» **RECORD EXTRACTS**:
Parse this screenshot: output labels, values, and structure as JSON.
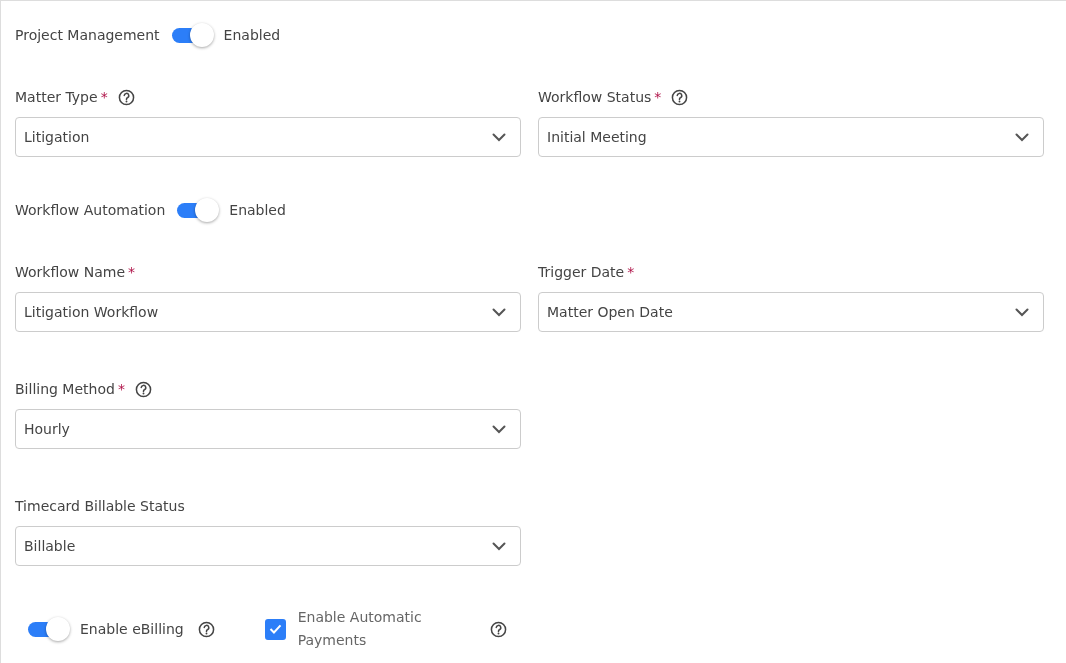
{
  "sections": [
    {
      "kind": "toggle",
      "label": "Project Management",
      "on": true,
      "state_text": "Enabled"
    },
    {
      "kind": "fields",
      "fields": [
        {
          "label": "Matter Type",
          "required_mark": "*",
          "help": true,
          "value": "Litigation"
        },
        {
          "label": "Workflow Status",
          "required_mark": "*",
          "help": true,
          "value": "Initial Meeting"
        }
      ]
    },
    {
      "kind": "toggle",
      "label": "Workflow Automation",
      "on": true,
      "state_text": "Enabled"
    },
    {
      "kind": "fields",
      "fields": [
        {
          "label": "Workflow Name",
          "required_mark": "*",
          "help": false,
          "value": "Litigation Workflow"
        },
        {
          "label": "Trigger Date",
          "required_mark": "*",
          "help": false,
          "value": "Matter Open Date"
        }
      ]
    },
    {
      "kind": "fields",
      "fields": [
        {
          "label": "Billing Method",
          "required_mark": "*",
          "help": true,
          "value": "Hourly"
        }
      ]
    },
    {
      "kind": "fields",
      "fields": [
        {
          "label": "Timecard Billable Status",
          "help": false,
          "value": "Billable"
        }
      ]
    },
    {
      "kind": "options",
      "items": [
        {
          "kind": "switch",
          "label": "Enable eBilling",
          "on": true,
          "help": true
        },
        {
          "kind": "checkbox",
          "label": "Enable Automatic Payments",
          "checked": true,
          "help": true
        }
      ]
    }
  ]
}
--
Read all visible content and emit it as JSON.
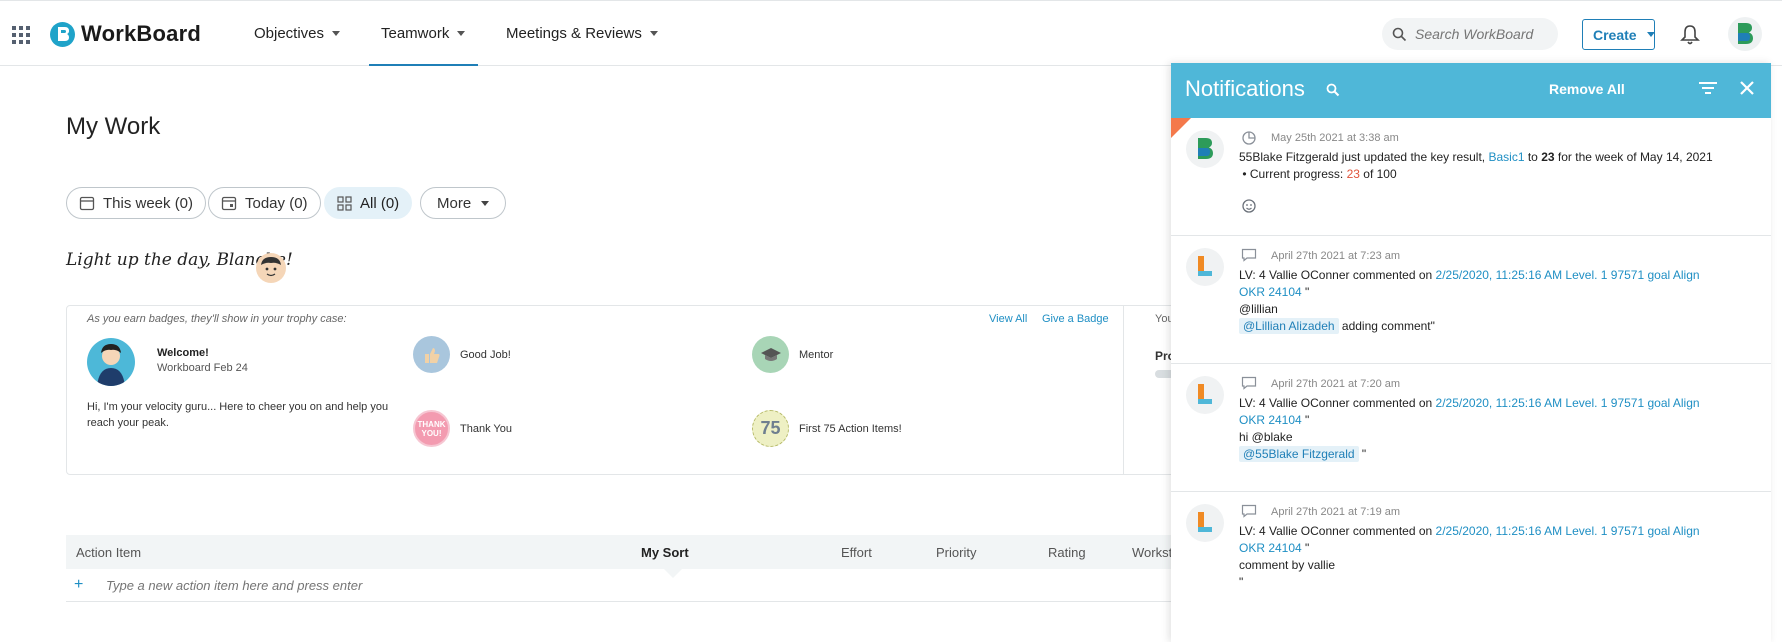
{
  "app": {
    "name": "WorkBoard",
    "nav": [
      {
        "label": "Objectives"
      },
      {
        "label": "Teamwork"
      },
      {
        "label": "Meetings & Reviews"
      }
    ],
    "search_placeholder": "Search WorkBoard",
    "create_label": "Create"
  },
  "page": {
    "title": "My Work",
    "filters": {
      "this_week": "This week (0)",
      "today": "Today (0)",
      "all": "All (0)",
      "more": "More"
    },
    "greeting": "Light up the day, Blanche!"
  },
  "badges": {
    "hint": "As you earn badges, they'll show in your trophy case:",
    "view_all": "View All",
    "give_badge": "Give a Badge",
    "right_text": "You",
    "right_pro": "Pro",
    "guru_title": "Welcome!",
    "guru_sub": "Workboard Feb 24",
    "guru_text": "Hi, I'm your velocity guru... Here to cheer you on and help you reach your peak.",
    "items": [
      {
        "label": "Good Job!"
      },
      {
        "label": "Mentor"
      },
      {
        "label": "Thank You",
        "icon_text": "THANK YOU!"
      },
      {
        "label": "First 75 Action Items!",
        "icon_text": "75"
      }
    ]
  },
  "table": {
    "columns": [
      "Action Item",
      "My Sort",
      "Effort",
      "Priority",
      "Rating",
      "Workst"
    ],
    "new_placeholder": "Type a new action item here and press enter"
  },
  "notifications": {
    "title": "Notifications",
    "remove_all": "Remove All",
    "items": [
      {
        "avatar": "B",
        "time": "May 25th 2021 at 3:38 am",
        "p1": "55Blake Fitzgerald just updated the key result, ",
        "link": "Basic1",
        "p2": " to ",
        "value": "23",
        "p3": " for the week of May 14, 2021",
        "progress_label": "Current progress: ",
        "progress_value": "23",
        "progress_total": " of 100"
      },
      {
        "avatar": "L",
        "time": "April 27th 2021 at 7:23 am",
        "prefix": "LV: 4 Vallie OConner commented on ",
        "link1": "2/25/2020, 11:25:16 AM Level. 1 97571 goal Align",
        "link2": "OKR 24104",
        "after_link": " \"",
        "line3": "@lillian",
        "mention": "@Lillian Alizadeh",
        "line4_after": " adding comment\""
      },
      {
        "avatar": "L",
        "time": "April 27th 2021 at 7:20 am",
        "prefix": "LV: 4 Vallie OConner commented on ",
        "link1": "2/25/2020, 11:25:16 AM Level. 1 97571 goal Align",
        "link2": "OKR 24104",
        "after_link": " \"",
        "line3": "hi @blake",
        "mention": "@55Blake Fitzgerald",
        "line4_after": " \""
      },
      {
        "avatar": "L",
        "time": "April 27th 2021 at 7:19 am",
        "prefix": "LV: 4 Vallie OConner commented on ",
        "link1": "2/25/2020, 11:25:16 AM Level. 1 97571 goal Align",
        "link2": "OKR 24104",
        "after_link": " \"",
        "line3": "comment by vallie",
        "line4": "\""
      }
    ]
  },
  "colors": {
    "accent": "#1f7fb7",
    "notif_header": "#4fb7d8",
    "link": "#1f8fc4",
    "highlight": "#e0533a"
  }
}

» **SET PROBLEM**: Each line in the listing above that contains "Fitzgerald" should be copied.

» **SOLUTION TO THIS TASK**:
        "p1": "55Blake Fitzgerald just updated the key result, ",
        "mention": "@55Blake Fitzgerald",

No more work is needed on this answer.